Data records
++++
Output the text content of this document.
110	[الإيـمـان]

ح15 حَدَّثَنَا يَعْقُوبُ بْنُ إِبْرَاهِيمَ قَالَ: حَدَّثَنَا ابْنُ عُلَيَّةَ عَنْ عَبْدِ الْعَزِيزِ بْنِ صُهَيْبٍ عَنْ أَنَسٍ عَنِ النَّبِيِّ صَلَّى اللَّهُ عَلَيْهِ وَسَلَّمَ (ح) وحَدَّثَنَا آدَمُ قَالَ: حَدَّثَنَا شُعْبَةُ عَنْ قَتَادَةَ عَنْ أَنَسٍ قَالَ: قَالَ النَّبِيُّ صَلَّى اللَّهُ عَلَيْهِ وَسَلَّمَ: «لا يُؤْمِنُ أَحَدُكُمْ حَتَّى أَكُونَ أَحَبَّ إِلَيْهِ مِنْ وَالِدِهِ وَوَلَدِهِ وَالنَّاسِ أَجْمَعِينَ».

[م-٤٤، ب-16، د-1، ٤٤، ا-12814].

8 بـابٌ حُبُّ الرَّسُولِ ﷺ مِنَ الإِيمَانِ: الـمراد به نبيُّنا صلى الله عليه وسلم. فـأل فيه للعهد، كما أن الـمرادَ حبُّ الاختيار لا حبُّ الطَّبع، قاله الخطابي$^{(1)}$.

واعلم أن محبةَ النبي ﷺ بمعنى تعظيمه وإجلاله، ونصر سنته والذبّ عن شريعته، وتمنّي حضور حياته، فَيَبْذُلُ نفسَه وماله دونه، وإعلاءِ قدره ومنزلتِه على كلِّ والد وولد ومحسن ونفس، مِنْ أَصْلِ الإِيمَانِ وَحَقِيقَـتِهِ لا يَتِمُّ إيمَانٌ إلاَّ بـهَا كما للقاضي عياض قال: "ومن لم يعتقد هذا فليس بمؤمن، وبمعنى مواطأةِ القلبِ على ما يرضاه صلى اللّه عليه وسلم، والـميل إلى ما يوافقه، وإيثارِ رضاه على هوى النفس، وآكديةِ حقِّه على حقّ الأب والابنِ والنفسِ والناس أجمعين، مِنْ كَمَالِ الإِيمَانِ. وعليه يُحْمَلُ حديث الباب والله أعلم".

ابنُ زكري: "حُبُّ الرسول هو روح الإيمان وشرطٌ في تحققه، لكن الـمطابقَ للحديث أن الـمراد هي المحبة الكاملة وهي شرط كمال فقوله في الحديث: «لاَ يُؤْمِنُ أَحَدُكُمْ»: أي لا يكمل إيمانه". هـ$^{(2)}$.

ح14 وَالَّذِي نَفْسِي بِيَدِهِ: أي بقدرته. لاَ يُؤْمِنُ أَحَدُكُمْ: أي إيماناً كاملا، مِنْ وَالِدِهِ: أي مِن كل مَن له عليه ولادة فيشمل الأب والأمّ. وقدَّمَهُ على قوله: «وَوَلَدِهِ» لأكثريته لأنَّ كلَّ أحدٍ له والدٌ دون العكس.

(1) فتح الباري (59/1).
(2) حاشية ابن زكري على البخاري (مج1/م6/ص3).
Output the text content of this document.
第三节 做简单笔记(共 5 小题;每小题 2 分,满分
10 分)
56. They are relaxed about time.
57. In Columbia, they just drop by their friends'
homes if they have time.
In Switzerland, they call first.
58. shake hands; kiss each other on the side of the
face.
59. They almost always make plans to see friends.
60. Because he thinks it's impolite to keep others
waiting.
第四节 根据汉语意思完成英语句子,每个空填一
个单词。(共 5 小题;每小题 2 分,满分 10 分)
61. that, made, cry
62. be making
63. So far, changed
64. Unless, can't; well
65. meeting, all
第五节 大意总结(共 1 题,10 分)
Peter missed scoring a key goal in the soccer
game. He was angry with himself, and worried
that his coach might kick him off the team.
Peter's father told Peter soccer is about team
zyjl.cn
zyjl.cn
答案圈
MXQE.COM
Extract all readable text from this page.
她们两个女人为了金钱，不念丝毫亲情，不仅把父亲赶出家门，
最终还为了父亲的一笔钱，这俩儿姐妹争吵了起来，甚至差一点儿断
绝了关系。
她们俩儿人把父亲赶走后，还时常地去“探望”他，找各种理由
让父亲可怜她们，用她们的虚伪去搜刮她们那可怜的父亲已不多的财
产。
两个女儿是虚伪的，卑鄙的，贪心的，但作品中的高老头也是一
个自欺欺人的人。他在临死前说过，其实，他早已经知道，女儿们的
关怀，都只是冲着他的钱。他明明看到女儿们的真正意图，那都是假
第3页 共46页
++++
§ The task
Transcribe the entire listing above precisely.

§ Reply to the task
Output the text content of this document.
110	[الإيـمـان]

ح15 حَدَّثَنَا يَعْقُوبُ بْنُ إِبْرَاهِيمَ قَالَ: حَدَّثَنَا ابْنُ عُلَيَّةَ عَنْ عَبْدِ الْعَزِيزِ بْنِ صُهَيْبٍ عَنْ أَنَسٍ عَنِ النَّبِيِّ صَلَّى اللَّهُ عَلَيْهِ وَسَلَّمَ (ح) وحَدَّثَنَا آدَمُ قَالَ: حَدَّثَنَا شُعْبَةُ عَنْ قَتَادَةَ عَنْ أَنَسٍ قَالَ: قَالَ النَّبِيُّ صَلَّى اللَّهُ عَلَيْهِ وَسَلَّمَ: «لا يُؤْمِنُ أَحَدُكُمْ حَتَّى أَكُونَ أَحَبَّ إِلَيْهِ مِنْ وَالِدِهِ وَوَلَدِهِ وَالنَّاسِ أَجْمَعِينَ».

[م-٤٤، ب-16، د-1، ٤٤، ا-12814].

8 بـابٌ حُبُّ الرَّسُولِ ﷺ مِنَ الإِيمَانِ: الـمراد به نبيُّنا صلى الله عليه وسلم. فـأل فيه للعهد، كما أن الـمرادَ حبُّ الاختيار لا حبُّ الطَّبع، قاله الخطابي$^{(1)}$.

واعلم أن محبةَ النبي ﷺ بمعنى تعظيمه وإجلاله، ونصر سنته والذبّ عن شريعته، وتمنّي حضور حياته، فَيَبْذُلُ نفسَه وماله دونه، وإعلاءِ قدره ومنزلتِه على كلِّ والد وولد ومحسن ونفس، مِنْ أَصْلِ الإِيمَانِ وَحَقِيقَـتِهِ لا يَتِمُّ إيمَانٌ إلاَّ بـهَا كما للقاضي عياض قال: "ومن لم يعتقد هذا فليس بمؤمن، وبمعنى مواطأةِ القلبِ على ما يرضاه صلى اللّه عليه وسلم، والـميل إلى ما يوافقه، وإيثارِ رضاه على هوى النفس، وآكديةِ حقِّه على حقّ الأب والابنِ والنفسِ والناس أجمعين، مِنْ كَمَالِ الإِيمَانِ. وعليه يُحْمَلُ حديث الباب والله أعلم".

ابنُ زكري: "حُبُّ الرسول هو روح الإيمان وشرطٌ في تحققه، لكن الـمطابقَ للحديث أن الـمراد هي المحبة الكاملة وهي شرط كمال فقوله في الحديث: «لاَ يُؤْمِنُ أَحَدُكُمْ»: أي لا يكمل إيمانه". هـ$^{(2)}$.

ح14 وَالَّذِي نَفْسِي بِيَدِهِ: أي بقدرته. لاَ يُؤْمِنُ أَحَدُكُمْ: أي إيماناً كاملا، مِنْ وَالِدِهِ: أي مِن كل مَن له عليه ولادة فيشمل الأب والأمّ. وقدَّمَهُ على قوله: «وَوَلَدِهِ» لأكثريته لأنَّ كلَّ أحدٍ له والدٌ دون العكس.

(1) فتح الباري (59/1).
(2) حاشية ابن زكري على البخاري (مج1/م6/ص3).
Output the text content of this document.
第三节 做简单笔记(共 5 小题;每小题 2 分,满分
10 分)
56. They are relaxed about time.
57. In Columbia, they just drop by their friends'
homes if they have time.
In Switzerland, they call first.
58. shake hands; kiss each other on the side of the
face.
59. They almost always make plans to see friends.
60. Because he thinks it's impolite to keep others
waiting.
第四节 根据汉语意思完成英语句子,每个空填一
个单词。(共 5 小题;每小题 2 分,满分 10 分)
61. that, made, cry
62. be making
63. So far, changed
64. Unless, can't; well
65. meeting, all
第五节 大意总结(共 1 题,10 分)
Peter missed scoring a key goal in the soccer
game. He was angry with himself, and worried
that his coach might kick him off the team.
Peter's father told Peter soccer is about team
zyjl.cn
zyjl.cn
答案圈
MXQE.COM
Extract all readable text from this page.
她们两个女人为了金钱，不念丝毫亲情，不仅把父亲赶出家门，
最终还为了父亲的一笔钱，这俩儿姐妹争吵了起来，甚至差一点儿断
绝了关系。
她们俩儿人把父亲赶走后，还时常地去“探望”他，找各种理由
让父亲可怜她们，用她们的虚伪去搜刮她们那可怜的父亲已不多的财
产。
两个女儿是虚伪的，卑鄙的，贪心的，但作品中的高老头也是一
个自欺欺人的人。他在临死前说过，其实，他早已经知道，女儿们的
关怀，都只是冲着他的钱。他明明看到女儿们的真正意图，那都是假
第3页 共46页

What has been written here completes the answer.